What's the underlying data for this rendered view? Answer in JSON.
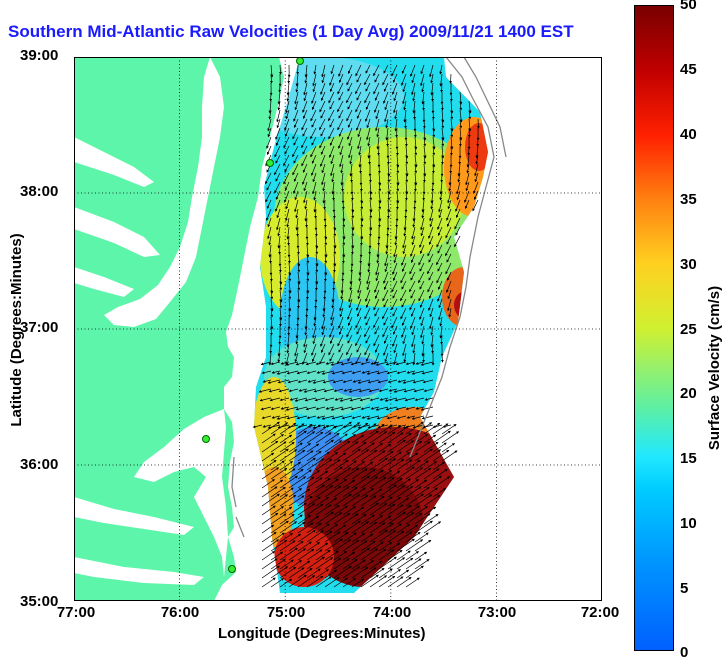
{
  "title": "Southern Mid-Atlantic Raw Velocities (1 Day Avg) 2009/11/21 1400 EST",
  "xaxis": {
    "label": "Longitude (Degrees:Minutes)",
    "ticks": [
      "77:00",
      "76:00",
      "75:00",
      "74:00",
      "73:00",
      "72:00"
    ]
  },
  "yaxis": {
    "label": "Latitude (Degrees:Minutes)",
    "ticks": [
      "39:00",
      "38:00",
      "37:00",
      "36:00",
      "35:00"
    ]
  },
  "colorbar": {
    "label": "Surface Velocity (cm/s)",
    "ticks": [
      "50",
      "45",
      "40",
      "35",
      "30",
      "25",
      "20",
      "15",
      "10",
      "5",
      "0"
    ],
    "range": [
      0,
      50
    ]
  },
  "colors": {
    "land": "#5cf5aa",
    "title": "#1a1aff",
    "water": "#ffffff"
  },
  "map_extent": {
    "lon": [
      -77,
      -72
    ],
    "lat": [
      35,
      39
    ]
  }
}
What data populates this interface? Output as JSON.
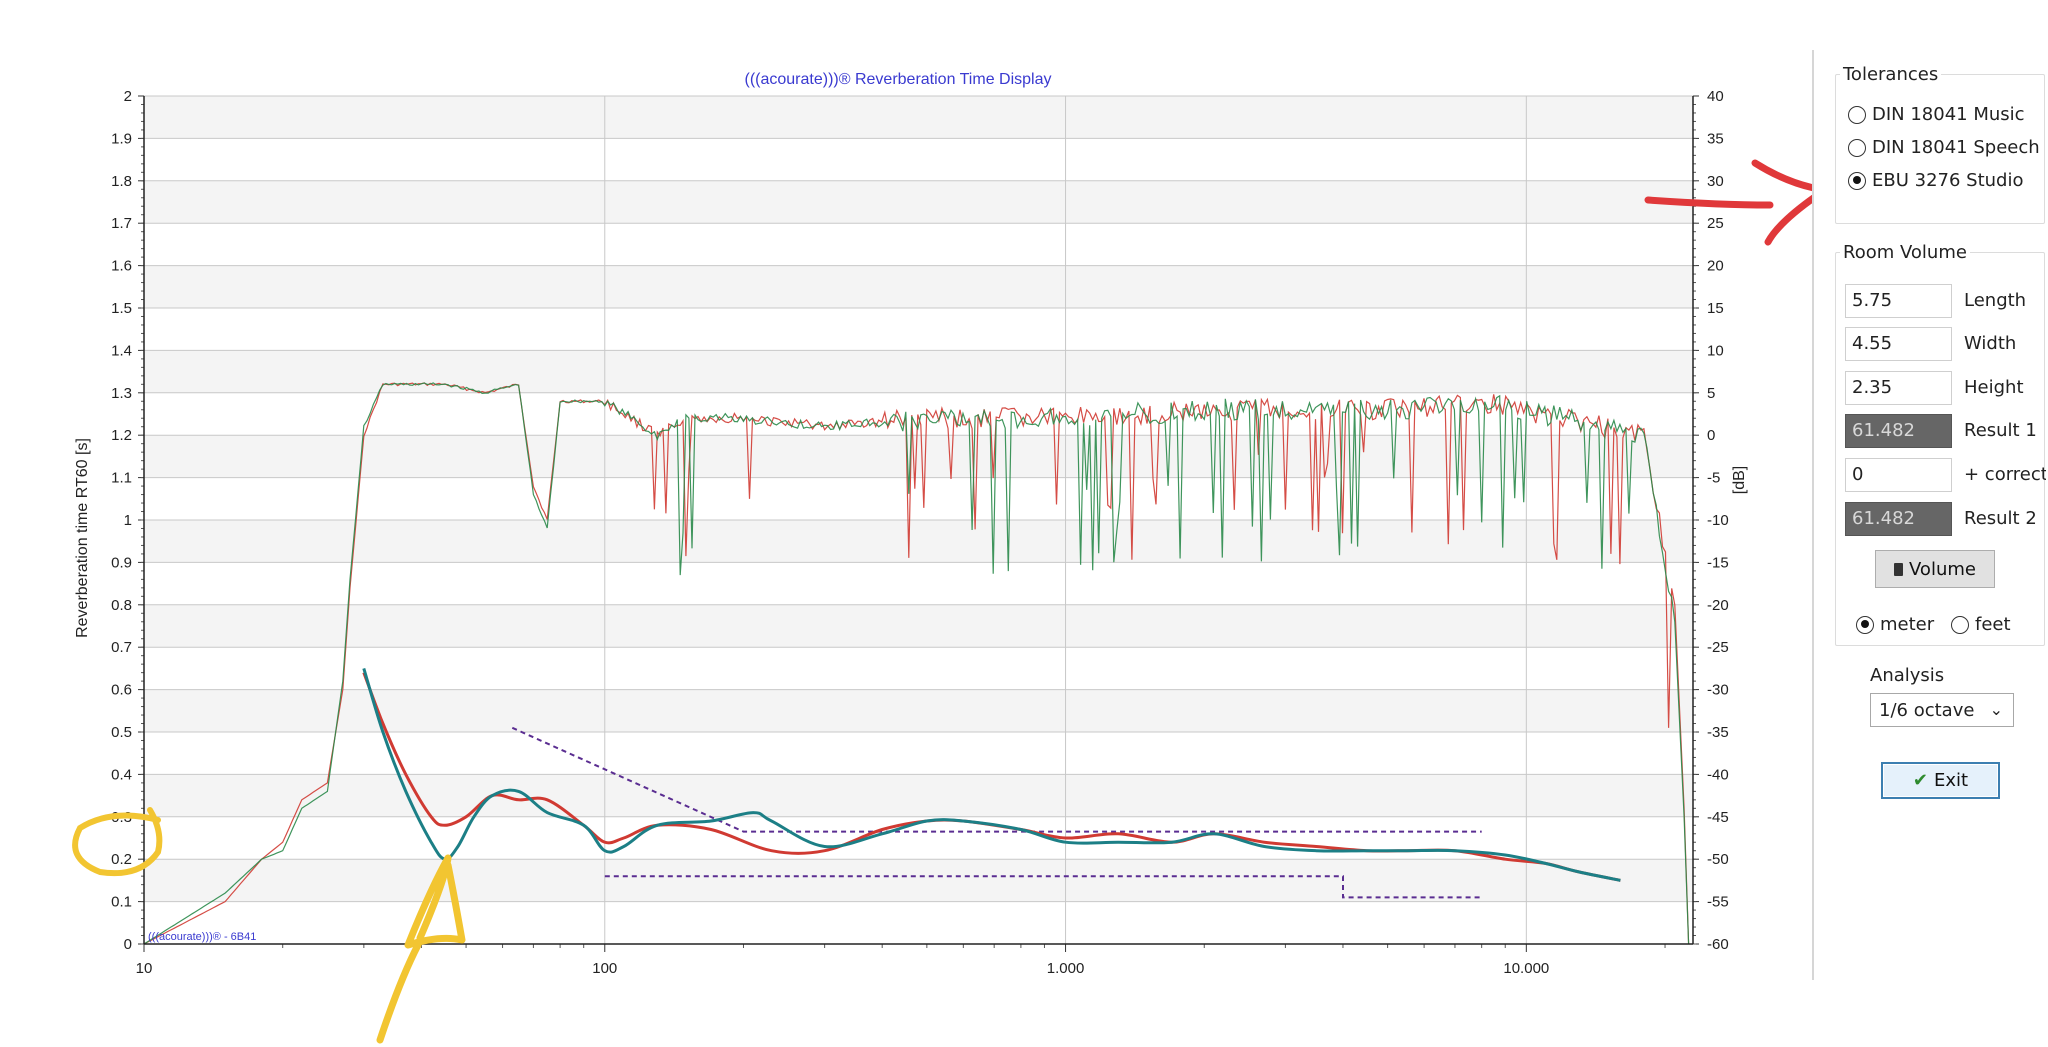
{
  "chart_data": {
    "type": "line",
    "title": "(((acourate)))® Reverberation Time Display",
    "watermark": "(((acourate)))® - 6B41",
    "ylabel": "Reverberation time RT60 [s]",
    "y2label": "[dB]",
    "x_scale": "log",
    "xlim": [
      10,
      23000
    ],
    "ylim": [
      0,
      2
    ],
    "y2lim": [
      -60,
      40
    ],
    "grid": true,
    "x_ticks": [
      "10",
      "100",
      "1.000",
      "10.000"
    ],
    "y_ticks": [
      "0",
      "0.1",
      "0.2",
      "0.3",
      "0.4",
      "0.5",
      "0.6",
      "0.7",
      "0.8",
      "0.9",
      "1",
      "1.1",
      "1.2",
      "1.3",
      "1.4",
      "1.5",
      "1.6",
      "1.7",
      "1.8",
      "1.9",
      "2"
    ],
    "y2_ticks": [
      "-60",
      "-55",
      "-50",
      "-45",
      "-40",
      "-35",
      "-30",
      "-25",
      "-20",
      "-15",
      "-10",
      "-5",
      "0",
      "5",
      "10",
      "15",
      "20",
      "25",
      "30",
      "35",
      "40"
    ],
    "series": [
      {
        "color": "#d03a32",
        "kind": "rt60",
        "x": [
          30,
          33,
          37,
          42,
          45,
          50,
          57,
          65,
          75,
          90,
          100,
          110,
          130,
          170,
          230,
          300,
          400,
          500,
          600,
          800,
          1000,
          1300,
          1700,
          2100,
          2700,
          3500,
          4500,
          5500,
          7000,
          9000,
          11000,
          13000,
          16000
        ],
        "y": [
          0.64,
          0.52,
          0.4,
          0.3,
          0.28,
          0.3,
          0.35,
          0.34,
          0.34,
          0.28,
          0.24,
          0.25,
          0.28,
          0.27,
          0.22,
          0.22,
          0.27,
          0.29,
          0.29,
          0.27,
          0.25,
          0.26,
          0.24,
          0.26,
          0.24,
          0.23,
          0.22,
          0.22,
          0.22,
          0.2,
          0.19,
          0.17,
          0.15
        ]
      },
      {
        "color": "#1c7f86",
        "kind": "rt60",
        "x": [
          30,
          33,
          37,
          42,
          45,
          48,
          52,
          57,
          65,
          75,
          90,
          100,
          110,
          130,
          170,
          210,
          230,
          300,
          400,
          500,
          600,
          800,
          1000,
          1300,
          1700,
          2100,
          2700,
          3500,
          4500,
          5500,
          7000,
          9000,
          11000,
          13000,
          16000
        ],
        "y": [
          0.65,
          0.5,
          0.36,
          0.24,
          0.2,
          0.23,
          0.3,
          0.35,
          0.36,
          0.31,
          0.28,
          0.22,
          0.23,
          0.28,
          0.29,
          0.31,
          0.29,
          0.23,
          0.26,
          0.29,
          0.29,
          0.27,
          0.24,
          0.24,
          0.24,
          0.26,
          0.23,
          0.22,
          0.22,
          0.22,
          0.22,
          0.21,
          0.19,
          0.17,
          0.15
        ]
      },
      {
        "color": "#d03a32",
        "kind": "spectrum_db",
        "x": [
          10,
          15,
          18,
          20,
          22,
          25,
          27,
          28,
          30,
          33,
          45,
          55,
          65,
          70,
          75,
          80,
          90,
          100,
          130,
          150,
          200,
          300,
          500,
          1000,
          2000,
          5000,
          8000,
          12000,
          18000,
          21000,
          22000,
          22500
        ],
        "y": [
          -60,
          -55,
          -50,
          -48,
          -43,
          -41,
          -30,
          -18,
          0,
          6,
          6,
          5,
          6,
          -6,
          -10,
          4,
          4,
          4,
          0,
          2,
          2,
          1,
          2,
          2,
          3,
          3,
          4,
          2,
          0,
          -20,
          -44,
          -60
        ]
      },
      {
        "color": "#2a8a4a",
        "kind": "spectrum_db",
        "x": [
          10,
          15,
          18,
          20,
          22,
          25,
          27,
          28,
          30,
          33,
          45,
          55,
          65,
          70,
          75,
          80,
          90,
          100,
          130,
          150,
          200,
          300,
          500,
          1000,
          2000,
          5000,
          8000,
          12000,
          18000,
          21000,
          22000,
          22500
        ],
        "y": [
          -60,
          -54,
          -50,
          -49,
          -44,
          -42,
          -29,
          -17,
          1,
          6,
          6,
          5,
          6,
          -7,
          -11,
          4,
          4,
          4,
          0,
          2,
          2,
          1,
          2,
          2,
          3,
          3,
          4,
          2,
          0,
          -22,
          -45,
          -60
        ]
      }
    ],
    "tolerance_upper": {
      "x": [
        63,
        200,
        8000
      ],
      "y": [
        0.51,
        0.265,
        0.265
      ]
    },
    "tolerance_lower": {
      "x": [
        100,
        4000,
        4000,
        8000
      ],
      "y": [
        0.16,
        0.16,
        0.11,
        0.11
      ]
    }
  },
  "panel": {
    "tolerances": {
      "legend": "Tolerances",
      "options": [
        {
          "label": "DIN 18041 Music",
          "checked": false
        },
        {
          "label": "DIN 18041 Speech",
          "checked": false
        },
        {
          "label": "EBU 3276 Studio",
          "checked": true
        }
      ]
    },
    "room_volume": {
      "legend": "Room Volume",
      "length_value": "5.75",
      "length_label": "Length",
      "width_value": "4.55",
      "width_label": "Width",
      "height_value": "2.35",
      "height_label": "Height",
      "result1_value": "61.482",
      "result1_label": "Result 1",
      "correct_value": "0",
      "correct_label": "+ correct",
      "result2_value": "61.482",
      "result2_label": "Result 2",
      "volume_button": "Volume",
      "unit_meter": "meter",
      "unit_feet": "feet",
      "unit_selected": "meter"
    },
    "analysis": {
      "label": "Analysis",
      "selected": "1/6 octave"
    },
    "exit_button": "Exit"
  },
  "annotation_colors": {
    "red_arrow": "#e0383a",
    "yellow_marks": "#f2c531"
  }
}
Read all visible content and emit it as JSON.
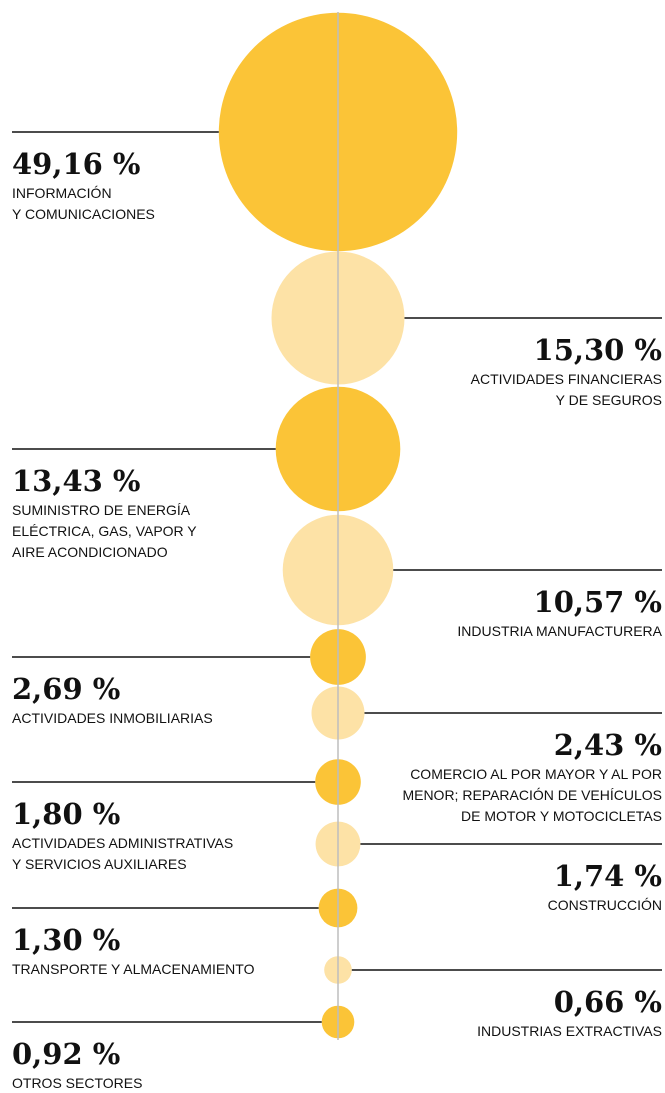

• • •

* [Task description]: Excluding the pictures, reproduce every entry exactly as given.

* [Response to the task]:
What's the underlying data for this rendered view? Answer in JSON.
{
  "title": "Southern Mid-Atlantic Raw Velocities (1 Day Avg) 2009/11/21 1400 EST",
  "xaxis": {
    "label": "Longitude (Degrees:Minutes)",
    "ticks": [
      "77:00",
      "76:00",
      "75:00",
      "74:00",
      "73:00",
      "72:00"
    ]
  },
  "yaxis": {
    "label": "Latitude (Degrees:Minutes)",
    "ticks": [
      "39:00",
      "38:00",
      "37:00",
      "36:00",
      "35:00"
    ]
  },
  "colorbar": {
    "label": "Surface Velocity (cm/s)",
    "ticks": [
      "50",
      "45",
      "40",
      "35",
      "30",
      "25",
      "20",
      "15",
      "10",
      "5",
      "0"
    ],
    "range": [
      0,
      50
    ]
  },
  "colors": {
    "land": "#5cf5aa",
    "title": "#1a1aff",
    "water": "#ffffff"
  },
  "map_extent": {
    "lon": [
      -77,
      -72
    ],
    "lat": [
      35,
      39
    ]
  }
}
What data populates this interface? Output as JSON.
{
  "chart_data": {
    "type": "line",
    "title": "(((acourate)))® Reverberation Time Display",
    "watermark": "(((acourate)))® - 6B41",
    "ylabel": "Reverberation time RT60 [s]",
    "y2label": "[dB]",
    "x_scale": "log",
    "xlim": [
      10,
      23000
    ],
    "ylim": [
      0,
      2
    ],
    "y2lim": [
      -60,
      40
    ],
    "grid": true,
    "x_ticks": [
      "10",
      "100",
      "1.000",
      "10.000"
    ],
    "y_ticks": [
      "0",
      "0.1",
      "0.2",
      "0.3",
      "0.4",
      "0.5",
      "0.6",
      "0.7",
      "0.8",
      "0.9",
      "1",
      "1.1",
      "1.2",
      "1.3",
      "1.4",
      "1.5",
      "1.6",
      "1.7",
      "1.8",
      "1.9",
      "2"
    ],
    "y2_ticks": [
      "-60",
      "-55",
      "-50",
      "-45",
      "-40",
      "-35",
      "-30",
      "-25",
      "-20",
      "-15",
      "-10",
      "-5",
      "0",
      "5",
      "10",
      "15",
      "20",
      "25",
      "30",
      "35",
      "40"
    ],
    "series": [
      {
        "color": "#d03a32",
        "kind": "rt60",
        "x": [
          30,
          33,
          37,
          42,
          45,
          50,
          57,
          65,
          75,
          90,
          100,
          110,
          130,
          170,
          230,
          300,
          400,
          500,
          600,
          800,
          1000,
          1300,
          1700,
          2100,
          2700,
          3500,
          4500,
          5500,
          7000,
          9000,
          11000,
          13000,
          16000
        ],
        "y": [
          0.64,
          0.52,
          0.4,
          0.3,
          0.28,
          0.3,
          0.35,
          0.34,
          0.34,
          0.28,
          0.24,
          0.25,
          0.28,
          0.27,
          0.22,
          0.22,
          0.27,
          0.29,
          0.29,
          0.27,
          0.25,
          0.26,
          0.24,
          0.26,
          0.24,
          0.23,
          0.22,
          0.22,
          0.22,
          0.2,
          0.19,
          0.17,
          0.15
        ]
      },
      {
        "color": "#1c7f86",
        "kind": "rt60",
        "x": [
          30,
          33,
          37,
          42,
          45,
          48,
          52,
          57,
          65,
          75,
          90,
          100,
          110,
          130,
          170,
          210,
          230,
          300,
          400,
          500,
          600,
          800,
          1000,
          1300,
          1700,
          2100,
          2700,
          3500,
          4500,
          5500,
          7000,
          9000,
          11000,
          13000,
          16000
        ],
        "y": [
          0.65,
          0.5,
          0.36,
          0.24,
          0.2,
          0.23,
          0.3,
          0.35,
          0.36,
          0.31,
          0.28,
          0.22,
          0.23,
          0.28,
          0.29,
          0.31,
          0.29,
          0.23,
          0.26,
          0.29,
          0.29,
          0.27,
          0.24,
          0.24,
          0.24,
          0.26,
          0.23,
          0.22,
          0.22,
          0.22,
          0.22,
          0.21,
          0.19,
          0.17,
          0.15
        ]
      },
      {
        "color": "#d03a32",
        "kind": "spectrum_db",
        "x": [
          10,
          15,
          18,
          20,
          22,
          25,
          27,
          28,
          30,
          33,
          45,
          55,
          65,
          70,
          75,
          80,
          90,
          100,
          130,
          150,
          200,
          300,
          500,
          1000,
          2000,
          5000,
          8000,
          12000,
          18000,
          21000,
          22000,
          22500
        ],
        "y": [
          -60,
          -55,
          -50,
          -48,
          -43,
          -41,
          -30,
          -18,
          0,
          6,
          6,
          5,
          6,
          -6,
          -10,
          4,
          4,
          4,
          0,
          2,
          2,
          1,
          2,
          2,
          3,
          3,
          4,
          2,
          0,
          -20,
          -44,
          -60
        ]
      },
      {
        "color": "#2a8a4a",
        "kind": "spectrum_db",
        "x": [
          10,
          15,
          18,
          20,
          22,
          25,
          27,
          28,
          30,
          33,
          45,
          55,
          65,
          70,
          75,
          80,
          90,
          100,
          130,
          150,
          200,
          300,
          500,
          1000,
          2000,
          5000,
          8000,
          12000,
          18000,
          21000,
          22000,
          22500
        ],
        "y": [
          -60,
          -54,
          -50,
          -49,
          -44,
          -42,
          -29,
          -17,
          1,
          6,
          6,
          5,
          6,
          -7,
          -11,
          4,
          4,
          4,
          0,
          2,
          2,
          1,
          2,
          2,
          3,
          3,
          4,
          2,
          0,
          -22,
          -45,
          -60
        ]
      }
    ],
    "tolerance_upper": {
      "x": [
        63,
        200,
        8000
      ],
      "y": [
        0.51,
        0.265,
        0.265
      ]
    },
    "tolerance_lower": {
      "x": [
        100,
        4000,
        4000,
        8000
      ],
      "y": [
        0.16,
        0.16,
        0.11,
        0.11
      ]
    }
  },
  "panel": {
    "tolerances": {
      "legend": "Tolerances",
      "options": [
        {
          "label": "DIN 18041 Music",
          "checked": false
        },
        {
          "label": "DIN 18041 Speech",
          "checked": false
        },
        {
          "label": "EBU 3276 Studio",
          "checked": true
        }
      ]
    },
    "room_volume": {
      "legend": "Room Volume",
      "length_value": "5.75",
      "length_label": "Length",
      "width_value": "4.55",
      "width_label": "Width",
      "height_value": "2.35",
      "height_label": "Height",
      "result1_value": "61.482",
      "result1_label": "Result 1",
      "correct_value": "0",
      "correct_label": "+ correct",
      "result2_value": "61.482",
      "result2_label": "Result 2",
      "volume_button": "Volume",
      "unit_meter": "meter",
      "unit_feet": "feet",
      "unit_selected": "meter"
    },
    "analysis": {
      "label": "Analysis",
      "selected": "1/6 octave"
    },
    "exit_button": "Exit"
  },
  "annotation_colors": {
    "red_arrow": "#e0383a",
    "yellow_marks": "#f2c531"
  }
}
Read all visible content and emit it as JSON.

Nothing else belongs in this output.